═══ Data supplied

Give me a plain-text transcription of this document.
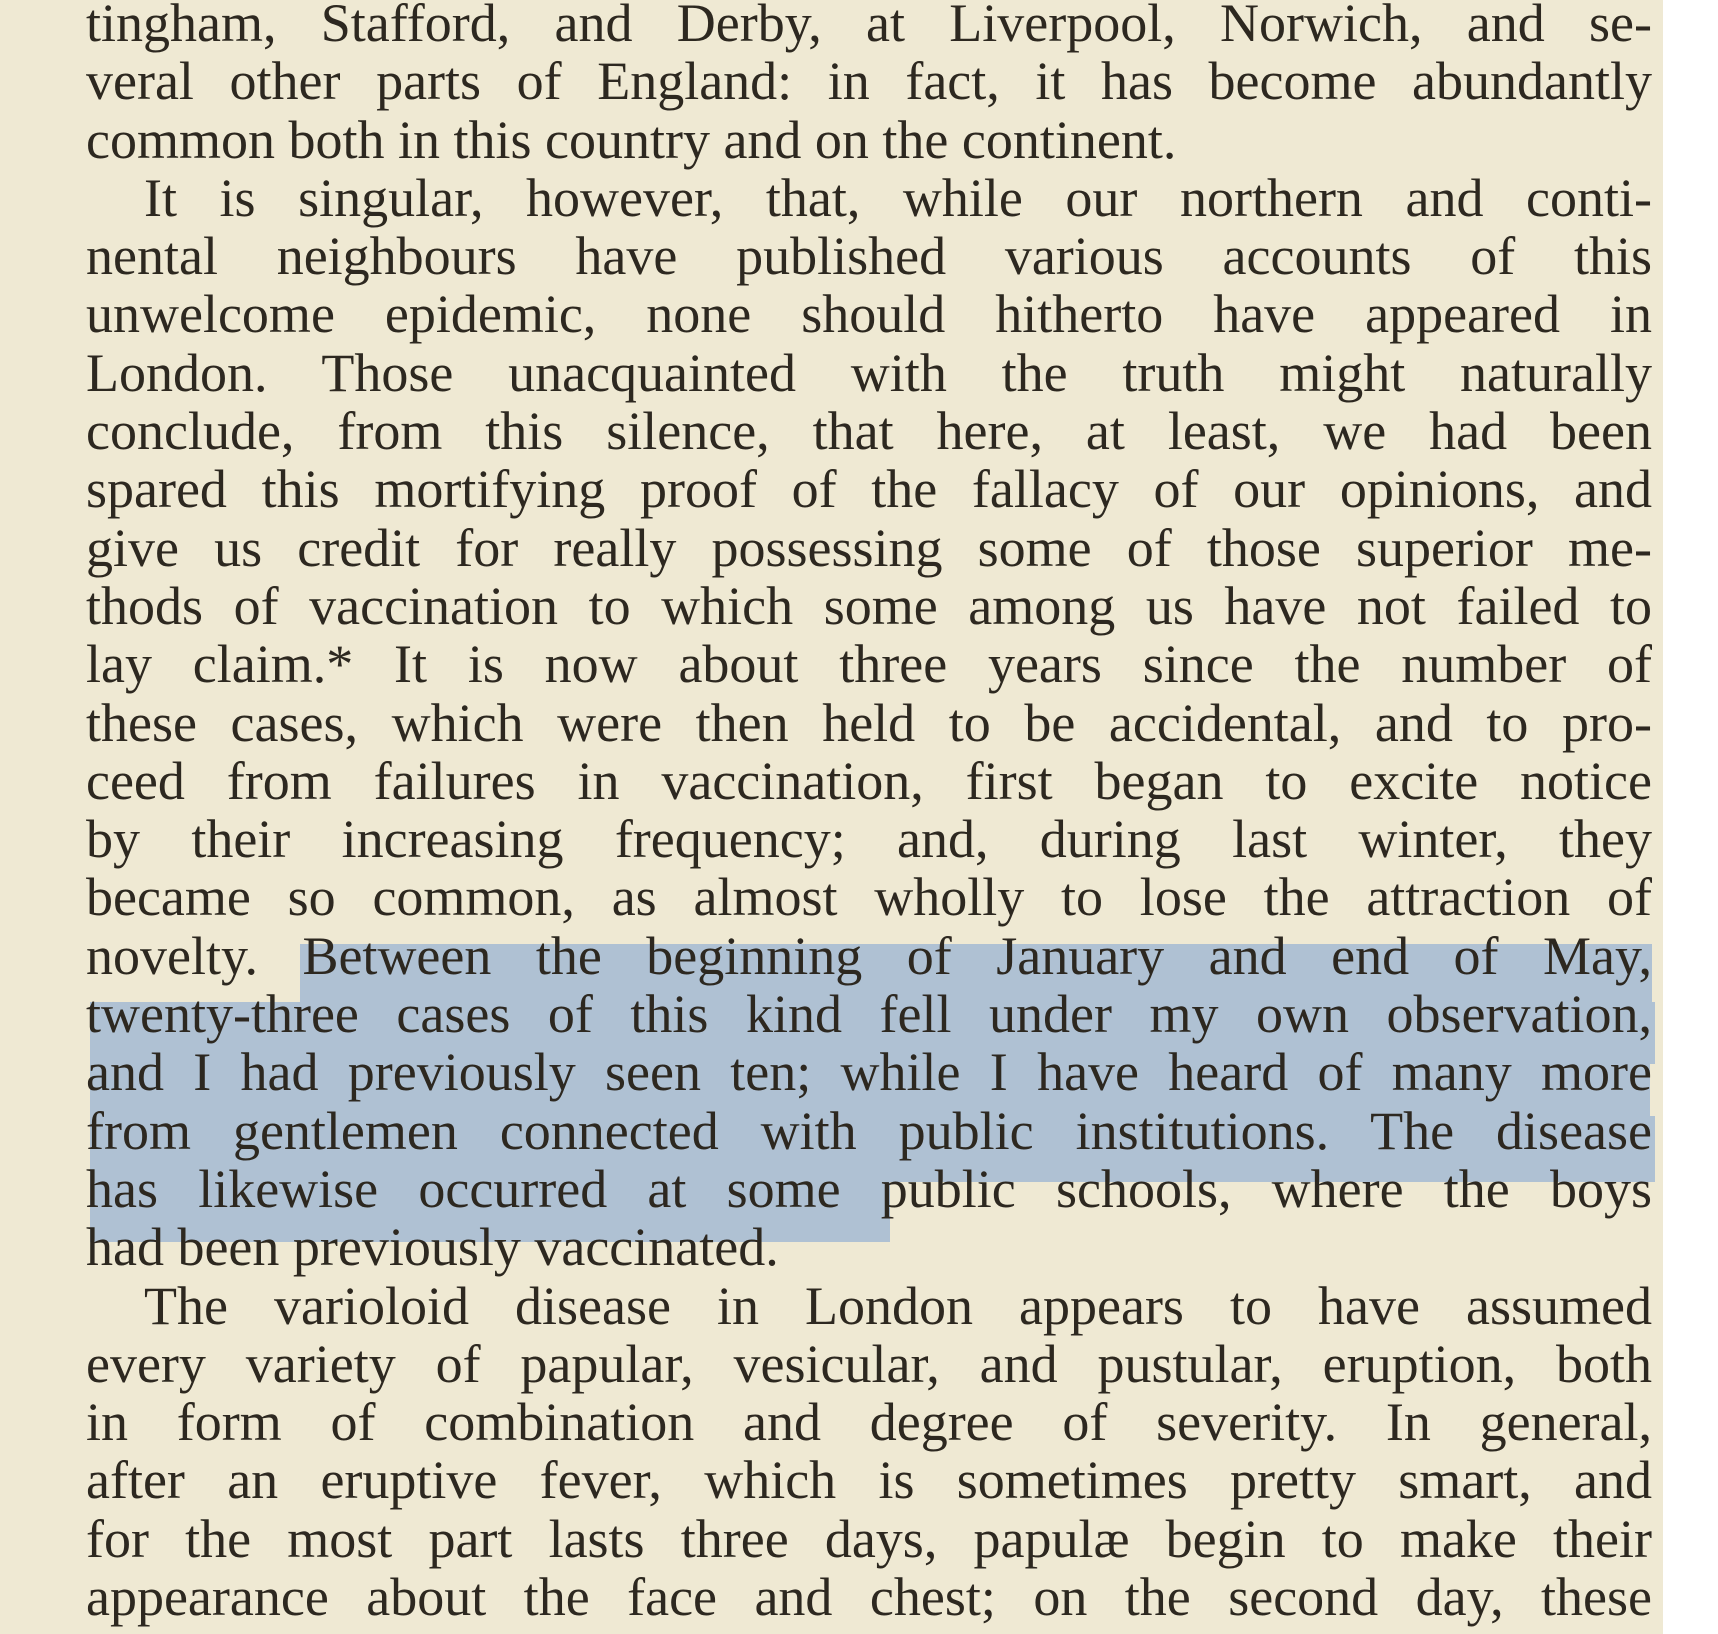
tingham, Stafford, and Derby, at Liverpool, Norwich, and se-
veral other parts of England: in fact, it has become abundantly
common both in this country and on the continent.
It is singular, however, that, while our northern and conti-
nental neighbours have published various accounts of this
unwelcome epidemic, none should hitherto have appeared in
London. Those unacquainted with the truth might naturally
conclude, from this silence, that here, at least, we had been
spared this mortifying proof of the fallacy of our opinions, and
give us credit for really possessing some of those superior me-
thods of vaccination to which some among us have not failed to
lay claim.* It is now about three years since the number of
these cases, which were then held to be accidental, and to pro-
ceed from failures in vaccination, first began to excite notice
by their increasing frequency; and, during last winter, they
became so common, as almost wholly to lose the attraction of
novelty. Between the beginning of January and end of May,
twenty-three cases of this kind fell under my own observation,
and I had previously seen ten; while I have heard of many more
from gentlemen connected with public institutions. The disease
has likewise occurred at some public schools, where the boys
had been previously vaccinated.
The varioloid disease in London appears to have assumed
every variety of papular, vesicular, and pustular, eruption, both
in form of combination and degree of severity. In general,
after an eruptive fever, which is sometimes pretty smart, and
for the most part lasts three days, papulæ begin to make their
appearance about the face and chest; on the second day, these
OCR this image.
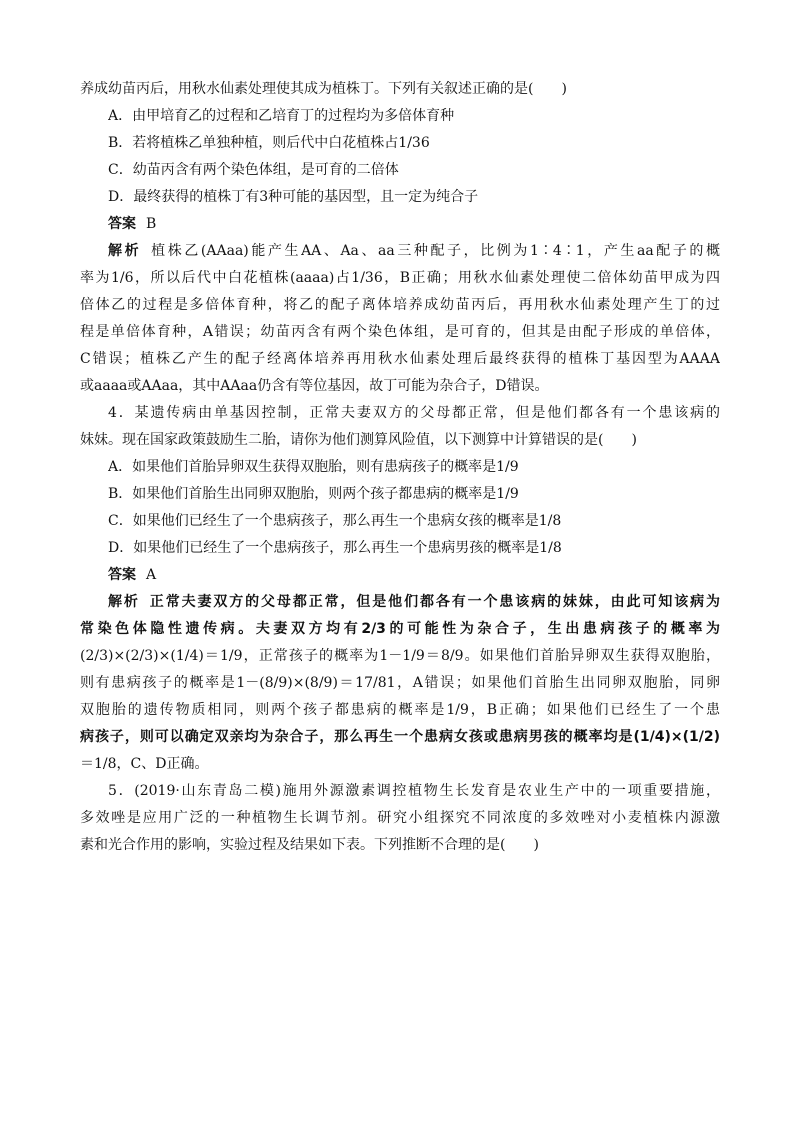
养成幼苗丙后，用秋水仙素处理使其成为植株丁。下列有关叙述正确的是(　　)
A．由甲培育乙的过程和乙培育丁的过程均为多倍体育种
B．若将植株乙单独种植，则后代中白花植株占1/36
C．幼苗丙含有两个染色体组，是可育的二倍体
D．最终获得的植株丁有3种可能的基因型，且一定为纯合子
答案 B
解析 植株乙(AAaa)能产生AA、Aa、aa三种配子，比例为1∶4∶1，产生aa配子的概
率为1/6，所以后代中白花植株(aaaa)占1/36，B正确；用秋水仙素处理使二倍体幼苗甲成为四
倍体乙的过程是多倍体育种，将乙的配子离体培养成幼苗丙后，再用秋水仙素处理产生丁的过
程是单倍体育种，A错误；幼苗丙含有两个染色体组，是可育的，但其是由配子形成的单倍体，
C错误；植株乙产生的配子经离体培养再用秋水仙素处理后最终获得的植株丁基因型为AAAA
或aaaa或AAaa，其中AAaa仍含有等位基因，故丁可能为杂合子，D错误。
4．某遗传病由单基因控制，正常夫妻双方的父母都正常，但是他们都各有一个患该病的
妹妹。现在国家政策鼓励生二胎，请你为他们测算风险值，以下测算中计算错误的是(　　)
A．如果他们首胎异卵双生获得双胞胎，则有患病孩子的概率是1/9
B．如果他们首胎生出同卵双胞胎，则两个孩子都患病的概率是1/9
C．如果他们已经生了一个患病孩子，那么再生一个患病女孩的概率是1/8
D．如果他们已经生了一个患病孩子，那么再生一个患病男孩的概率是1/8
答案 A
解析 正常夫妻双方的父母都正常，但是他们都各有一个患该病的妹妹，由此可知该病为
常染色体隐性遗传病。夫妻双方均有2/3的可能性为杂合子，生出患病孩子的概率为
(2/3)×(2/3)×(1/4)＝1/9，正常孩子的概率为1－1/9＝8/9。如果他们首胎异卵双生获得双胞胎，
则有患病孩子的概率是1－(8/9)×(8/9)＝17/81，A错误；如果他们首胎生出同卵双胞胎，同卵
双胞胎的遗传物质相同，则两个孩子都患病的概率是1/9，B正确；如果他们已经生了一个患
病孩子，则可以确定双亲均为杂合子，那么再生一个患病女孩或患病男孩的概率均是(1/4)×(1/2)
＝1/8，C、D正确。
5．(2019·山东青岛二模)施用外源激素调控植物生长发育是农业生产中的一项重要措施，
多效唑是应用广泛的一种植物生长调节剂。研究小组探究不同浓度的多效唑对小麦植株内源激
素和光合作用的影响，实验过程及结果如下表。下列推断不合理的是(　　)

══════

- Problem to work on
The pictures should not appear in the copy; every other part of the records above must be returned exactly.

- Problem solution
Give me a plain-text transcription of this document.
tingham, Stafford, and Derby, at Liverpool, Norwich, and se-
veral other parts of England: in fact, it has become abundantly
common both in this country and on the continent.
It is singular, however, that, while our northern and conti-
nental neighbours have published various accounts of this
unwelcome epidemic, none should hitherto have appeared in
London. Those unacquainted with the truth might naturally
conclude, from this silence, that here, at least, we had been
spared this mortifying proof of the fallacy of our opinions, and
give us credit for really possessing some of those superior me-
thods of vaccination to which some among us have not failed to
lay claim.* It is now about three years since the number of
these cases, which were then held to be accidental, and to pro-
ceed from failures in vaccination, first began to excite notice
by their increasing frequency; and, during last winter, they
became so common, as almost wholly to lose the attraction of
novelty. Between the beginning of January and end of May,
twenty-three cases of this kind fell under my own observation,
and I had previously seen ten; while I have heard of many more
from gentlemen connected with public institutions. The disease
has likewise occurred at some public schools, where the boys
had been previously vaccinated.
The varioloid disease in London appears to have assumed
every variety of papular, vesicular, and pustular, eruption, both
in form of combination and degree of severity. In general,
after an eruptive fever, which is sometimes pretty smart, and
for the most part lasts three days, papulæ begin to make their
appearance about the face and chest; on the second day, these
OCR this image.
养成幼苗丙后，用秋水仙素处理使其成为植株丁。下列有关叙述正确的是(　　)
A．由甲培育乙的过程和乙培育丁的过程均为多倍体育种
B．若将植株乙单独种植，则后代中白花植株占1/36
C．幼苗丙含有两个染色体组，是可育的二倍体
D．最终获得的植株丁有3种可能的基因型，且一定为纯合子
答案 B
解析 植株乙(AAaa)能产生AA、Aa、aa三种配子，比例为1∶4∶1，产生aa配子的概
率为1/6，所以后代中白花植株(aaaa)占1/36，B正确；用秋水仙素处理使二倍体幼苗甲成为四
倍体乙的过程是多倍体育种，将乙的配子离体培养成幼苗丙后，再用秋水仙素处理产生丁的过
程是单倍体育种，A错误；幼苗丙含有两个染色体组，是可育的，但其是由配子形成的单倍体，
C错误；植株乙产生的配子经离体培养再用秋水仙素处理后最终获得的植株丁基因型为AAAA
或aaaa或AAaa，其中AAaa仍含有等位基因，故丁可能为杂合子，D错误。
4．某遗传病由单基因控制，正常夫妻双方的父母都正常，但是他们都各有一个患该病的
妹妹。现在国家政策鼓励生二胎，请你为他们测算风险值，以下测算中计算错误的是(　　)
A．如果他们首胎异卵双生获得双胞胎，则有患病孩子的概率是1/9
B．如果他们首胎生出同卵双胞胎，则两个孩子都患病的概率是1/9
C．如果他们已经生了一个患病孩子，那么再生一个患病女孩的概率是1/8
D．如果他们已经生了一个患病孩子，那么再生一个患病男孩的概率是1/8
答案 A
解析 正常夫妻双方的父母都正常，但是他们都各有一个患该病的妹妹，由此可知该病为
常染色体隐性遗传病。夫妻双方均有2/3的可能性为杂合子，生出患病孩子的概率为
(2/3)×(2/3)×(1/4)＝1/9，正常孩子的概率为1－1/9＝8/9。如果他们首胎异卵双生获得双胞胎，
则有患病孩子的概率是1－(8/9)×(8/9)＝17/81，A错误；如果他们首胎生出同卵双胞胎，同卵
双胞胎的遗传物质相同，则两个孩子都患病的概率是1/9，B正确；如果他们已经生了一个患
病孩子，则可以确定双亲均为杂合子，那么再生一个患病女孩或患病男孩的概率均是(1/4)×(1/2)
＝1/8，C、D正确。
5．(2019·山东青岛二模)施用外源激素调控植物生长发育是农业生产中的一项重要措施，
多效唑是应用广泛的一种植物生长调节剂。研究小组探究不同浓度的多效唑对小麦植株内源激
素和光合作用的影响，实验过程及结果如下表。下列推断不合理的是(　　)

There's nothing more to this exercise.